#### Written problem
Retype the data below without altering anything.

#### Extracted material
--------
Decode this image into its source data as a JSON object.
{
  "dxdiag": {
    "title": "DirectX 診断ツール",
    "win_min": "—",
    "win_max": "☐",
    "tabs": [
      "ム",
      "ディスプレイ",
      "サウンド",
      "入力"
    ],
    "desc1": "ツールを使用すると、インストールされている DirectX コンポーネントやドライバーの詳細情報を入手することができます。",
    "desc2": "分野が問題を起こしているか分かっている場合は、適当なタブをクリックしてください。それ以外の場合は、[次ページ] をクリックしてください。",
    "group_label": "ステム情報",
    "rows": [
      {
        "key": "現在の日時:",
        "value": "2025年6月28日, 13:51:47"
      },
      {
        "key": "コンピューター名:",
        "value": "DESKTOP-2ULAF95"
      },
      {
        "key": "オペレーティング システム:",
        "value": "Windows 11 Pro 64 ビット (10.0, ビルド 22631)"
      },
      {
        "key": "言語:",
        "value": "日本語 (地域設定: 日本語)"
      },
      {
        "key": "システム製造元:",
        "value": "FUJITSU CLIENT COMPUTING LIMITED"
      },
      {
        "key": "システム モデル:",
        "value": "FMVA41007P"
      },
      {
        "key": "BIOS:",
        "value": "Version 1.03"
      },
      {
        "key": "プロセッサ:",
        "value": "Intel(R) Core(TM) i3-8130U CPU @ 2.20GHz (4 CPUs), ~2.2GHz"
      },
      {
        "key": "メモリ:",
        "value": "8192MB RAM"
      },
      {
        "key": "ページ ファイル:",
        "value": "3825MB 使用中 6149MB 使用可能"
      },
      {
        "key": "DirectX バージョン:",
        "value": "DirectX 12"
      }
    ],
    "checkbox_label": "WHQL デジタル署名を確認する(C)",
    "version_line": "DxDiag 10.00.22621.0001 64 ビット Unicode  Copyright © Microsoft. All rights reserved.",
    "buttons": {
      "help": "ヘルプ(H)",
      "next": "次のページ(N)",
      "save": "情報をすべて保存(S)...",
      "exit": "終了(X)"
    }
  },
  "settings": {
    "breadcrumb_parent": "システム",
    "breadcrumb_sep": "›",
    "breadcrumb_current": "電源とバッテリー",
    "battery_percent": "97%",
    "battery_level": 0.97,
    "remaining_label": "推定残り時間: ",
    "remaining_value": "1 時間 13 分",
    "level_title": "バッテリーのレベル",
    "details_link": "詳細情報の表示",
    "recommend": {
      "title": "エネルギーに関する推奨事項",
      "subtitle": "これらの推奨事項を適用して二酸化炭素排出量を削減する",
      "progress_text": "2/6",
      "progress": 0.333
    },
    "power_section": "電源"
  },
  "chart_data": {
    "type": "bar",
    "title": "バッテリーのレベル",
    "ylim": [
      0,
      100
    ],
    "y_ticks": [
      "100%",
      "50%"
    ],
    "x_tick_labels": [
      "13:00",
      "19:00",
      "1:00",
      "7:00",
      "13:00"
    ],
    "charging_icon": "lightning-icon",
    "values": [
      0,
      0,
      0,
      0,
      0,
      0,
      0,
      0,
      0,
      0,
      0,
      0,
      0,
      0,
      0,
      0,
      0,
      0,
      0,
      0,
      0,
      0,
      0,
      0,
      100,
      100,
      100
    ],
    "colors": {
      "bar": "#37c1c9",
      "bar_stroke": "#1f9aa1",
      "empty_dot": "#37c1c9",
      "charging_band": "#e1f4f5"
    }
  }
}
--------
#### Response to this exercise
Decode this image into its source data as a JSON object.
{
  "dxdiag": {
    "title": "DirectX 診断ツール",
    "win_min": "—",
    "win_max": "☐",
    "tabs": [
      "ム",
      "ディスプレイ",
      "サウンド",
      "入力"
    ],
    "desc1": "ツールを使用すると、インストールされている DirectX コンポーネントやドライバーの詳細情報を入手することができます。",
    "desc2": "分野が問題を起こしているか分かっている場合は、適当なタブをクリックしてください。それ以外の場合は、[次ページ] をクリックしてください。",
    "group_label": "ステム情報",
    "rows": [
      {
        "key": "現在の日時:",
        "value": "2025年6月28日, 13:51:47"
      },
      {
        "key": "コンピューター名:",
        "value": "DESKTOP-2ULAF95"
      },
      {
        "key": "オペレーティング システム:",
        "value": "Windows 11 Pro 64 ビット (10.0, ビルド 22631)"
      },
      {
        "key": "言語:",
        "value": "日本語 (地域設定: 日本語)"
      },
      {
        "key": "システム製造元:",
        "value": "FUJITSU CLIENT COMPUTING LIMITED"
      },
      {
        "key": "システム モデル:",
        "value": "FMVA41007P"
      },
      {
        "key": "BIOS:",
        "value": "Version 1.03"
      },
      {
        "key": "プロセッサ:",
        "value": "Intel(R) Core(TM) i3-8130U CPU @ 2.20GHz (4 CPUs), ~2.2GHz"
      },
      {
        "key": "メモリ:",
        "value": "8192MB RAM"
      },
      {
        "key": "ページ ファイル:",
        "value": "3825MB 使用中 6149MB 使用可能"
      },
      {
        "key": "DirectX バージョン:",
        "value": "DirectX 12"
      }
    ],
    "checkbox_label": "WHQL デジタル署名を確認する(C)",
    "version_line": "DxDiag 10.00.22621.0001 64 ビット Unicode  Copyright © Microsoft. All rights reserved.",
    "buttons": {
      "help": "ヘルプ(H)",
      "next": "次のページ(N)",
      "save": "情報をすべて保存(S)...",
      "exit": "終了(X)"
    }
  },
  "settings": {
    "breadcrumb_parent": "システム",
    "breadcrumb_sep": "›",
    "breadcrumb_current": "電源とバッテリー",
    "battery_percent": "97%",
    "battery_level": 0.97,
    "remaining_label": "推定残り時間: ",
    "remaining_value": "1 時間 13 分",
    "level_title": "バッテリーのレベル",
    "details_link": "詳細情報の表示",
    "recommend": {
      "title": "エネルギーに関する推奨事項",
      "subtitle": "これらの推奨事項を適用して二酸化炭素排出量を削減する",
      "progress_text": "2/6",
      "progress": 0.333
    },
    "power_section": "電源"
  },
  "chart_data": {
    "type": "bar",
    "title": "バッテリーのレベル",
    "ylim": [
      0,
      100
    ],
    "y_ticks": [
      "100%",
      "50%"
    ],
    "x_tick_labels": [
      "13:00",
      "19:00",
      "1:00",
      "7:00",
      "13:00"
    ],
    "charging_icon": "lightning-icon",
    "values": [
      0,
      0,
      0,
      0,
      0,
      0,
      0,
      0,
      0,
      0,
      0,
      0,
      0,
      0,
      0,
      0,
      0,
      0,
      0,
      0,
      0,
      0,
      0,
      0,
      100,
      100,
      100
    ],
    "colors": {
      "bar": "#37c1c9",
      "bar_stroke": "#1f9aa1",
      "empty_dot": "#37c1c9",
      "charging_band": "#e1f4f5"
    }
  }
}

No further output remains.